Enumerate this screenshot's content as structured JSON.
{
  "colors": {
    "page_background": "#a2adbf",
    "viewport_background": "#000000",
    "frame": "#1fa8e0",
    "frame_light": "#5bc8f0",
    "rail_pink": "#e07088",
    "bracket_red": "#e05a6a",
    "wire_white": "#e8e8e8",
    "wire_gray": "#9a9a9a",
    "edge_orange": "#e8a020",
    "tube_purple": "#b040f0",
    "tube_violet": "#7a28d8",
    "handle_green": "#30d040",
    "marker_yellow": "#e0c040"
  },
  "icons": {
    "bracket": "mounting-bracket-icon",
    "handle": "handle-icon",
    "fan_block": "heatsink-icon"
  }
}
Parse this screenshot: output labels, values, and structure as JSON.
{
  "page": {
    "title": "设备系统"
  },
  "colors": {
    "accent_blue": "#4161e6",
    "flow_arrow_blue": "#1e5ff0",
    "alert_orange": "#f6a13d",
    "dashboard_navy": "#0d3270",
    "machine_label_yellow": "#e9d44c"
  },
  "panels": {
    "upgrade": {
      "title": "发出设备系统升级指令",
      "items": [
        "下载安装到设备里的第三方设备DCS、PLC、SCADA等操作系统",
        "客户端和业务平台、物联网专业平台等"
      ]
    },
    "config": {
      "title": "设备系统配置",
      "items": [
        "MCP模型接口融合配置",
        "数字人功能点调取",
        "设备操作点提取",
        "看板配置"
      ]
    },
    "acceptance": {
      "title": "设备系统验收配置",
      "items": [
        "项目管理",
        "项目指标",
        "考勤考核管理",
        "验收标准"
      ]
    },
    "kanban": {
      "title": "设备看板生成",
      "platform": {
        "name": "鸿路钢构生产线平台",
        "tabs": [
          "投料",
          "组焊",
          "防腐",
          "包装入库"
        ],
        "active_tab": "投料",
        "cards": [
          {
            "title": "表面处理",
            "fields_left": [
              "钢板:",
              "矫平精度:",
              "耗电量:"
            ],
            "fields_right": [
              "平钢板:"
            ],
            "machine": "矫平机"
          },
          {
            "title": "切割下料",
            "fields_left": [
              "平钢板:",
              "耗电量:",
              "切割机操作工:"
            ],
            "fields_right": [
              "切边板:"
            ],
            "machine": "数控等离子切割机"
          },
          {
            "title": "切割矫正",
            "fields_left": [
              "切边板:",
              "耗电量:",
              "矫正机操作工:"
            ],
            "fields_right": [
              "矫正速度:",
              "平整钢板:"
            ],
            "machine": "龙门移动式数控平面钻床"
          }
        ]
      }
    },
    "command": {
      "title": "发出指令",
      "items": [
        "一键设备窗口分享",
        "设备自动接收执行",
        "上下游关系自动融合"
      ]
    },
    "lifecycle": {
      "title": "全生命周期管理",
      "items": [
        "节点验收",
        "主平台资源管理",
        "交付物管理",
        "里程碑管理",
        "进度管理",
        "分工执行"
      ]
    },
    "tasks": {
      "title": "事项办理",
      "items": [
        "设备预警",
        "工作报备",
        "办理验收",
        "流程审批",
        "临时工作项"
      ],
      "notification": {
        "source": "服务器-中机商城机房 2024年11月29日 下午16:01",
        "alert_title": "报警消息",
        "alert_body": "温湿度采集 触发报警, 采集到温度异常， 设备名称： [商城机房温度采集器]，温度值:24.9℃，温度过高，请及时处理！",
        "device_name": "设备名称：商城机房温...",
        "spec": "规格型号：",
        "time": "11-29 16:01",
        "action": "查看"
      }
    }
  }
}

###

AIM OF THE EXERCISE: Reproduce each line holding the word "this".

OUTPUT OF THE EXERCISE:
Enumerate this screenshot's content as structured JSON.
Parse this screenshot: output labels, values, and structure as JSON.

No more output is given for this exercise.